* Required work *
Go through each line of the records below and count those with the word "Noise". Give only the count.

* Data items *
● ● ● ● ● ● ●

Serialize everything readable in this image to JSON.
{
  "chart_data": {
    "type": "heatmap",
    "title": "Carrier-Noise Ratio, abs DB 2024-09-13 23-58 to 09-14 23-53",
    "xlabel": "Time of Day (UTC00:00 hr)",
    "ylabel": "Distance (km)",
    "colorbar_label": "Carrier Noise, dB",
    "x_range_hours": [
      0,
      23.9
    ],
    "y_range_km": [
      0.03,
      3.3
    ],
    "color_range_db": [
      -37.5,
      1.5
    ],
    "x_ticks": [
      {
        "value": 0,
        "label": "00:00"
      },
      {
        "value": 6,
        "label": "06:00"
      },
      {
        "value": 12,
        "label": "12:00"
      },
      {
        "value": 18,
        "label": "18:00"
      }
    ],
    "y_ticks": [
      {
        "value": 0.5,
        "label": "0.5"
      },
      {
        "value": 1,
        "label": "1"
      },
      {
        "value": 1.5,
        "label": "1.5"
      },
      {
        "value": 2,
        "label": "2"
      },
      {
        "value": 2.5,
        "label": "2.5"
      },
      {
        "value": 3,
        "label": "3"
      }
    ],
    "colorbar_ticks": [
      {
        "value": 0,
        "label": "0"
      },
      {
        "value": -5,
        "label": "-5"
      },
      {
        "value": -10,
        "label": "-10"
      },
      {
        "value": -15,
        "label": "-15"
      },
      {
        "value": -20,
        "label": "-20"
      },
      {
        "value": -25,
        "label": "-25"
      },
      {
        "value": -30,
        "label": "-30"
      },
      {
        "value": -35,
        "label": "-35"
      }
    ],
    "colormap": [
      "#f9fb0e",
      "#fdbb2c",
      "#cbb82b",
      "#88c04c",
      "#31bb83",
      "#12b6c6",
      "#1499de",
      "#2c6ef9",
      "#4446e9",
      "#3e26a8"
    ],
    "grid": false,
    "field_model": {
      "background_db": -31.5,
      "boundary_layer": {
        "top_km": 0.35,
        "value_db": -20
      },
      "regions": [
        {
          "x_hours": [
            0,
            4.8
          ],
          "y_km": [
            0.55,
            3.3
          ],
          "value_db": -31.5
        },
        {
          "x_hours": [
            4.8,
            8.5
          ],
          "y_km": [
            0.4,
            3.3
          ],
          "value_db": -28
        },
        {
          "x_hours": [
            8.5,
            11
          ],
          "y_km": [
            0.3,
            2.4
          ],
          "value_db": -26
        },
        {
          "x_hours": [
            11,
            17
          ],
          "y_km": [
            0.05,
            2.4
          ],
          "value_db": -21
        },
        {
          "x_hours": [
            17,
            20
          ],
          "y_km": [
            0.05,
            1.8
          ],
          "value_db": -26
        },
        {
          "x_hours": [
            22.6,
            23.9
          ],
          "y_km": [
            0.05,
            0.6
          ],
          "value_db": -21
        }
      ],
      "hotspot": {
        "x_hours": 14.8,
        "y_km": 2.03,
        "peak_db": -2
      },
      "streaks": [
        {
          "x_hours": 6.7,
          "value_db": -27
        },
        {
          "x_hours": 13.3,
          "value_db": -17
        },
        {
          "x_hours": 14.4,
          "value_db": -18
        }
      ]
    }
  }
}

● ● ● ● ● ● ●

* Correct answer *
2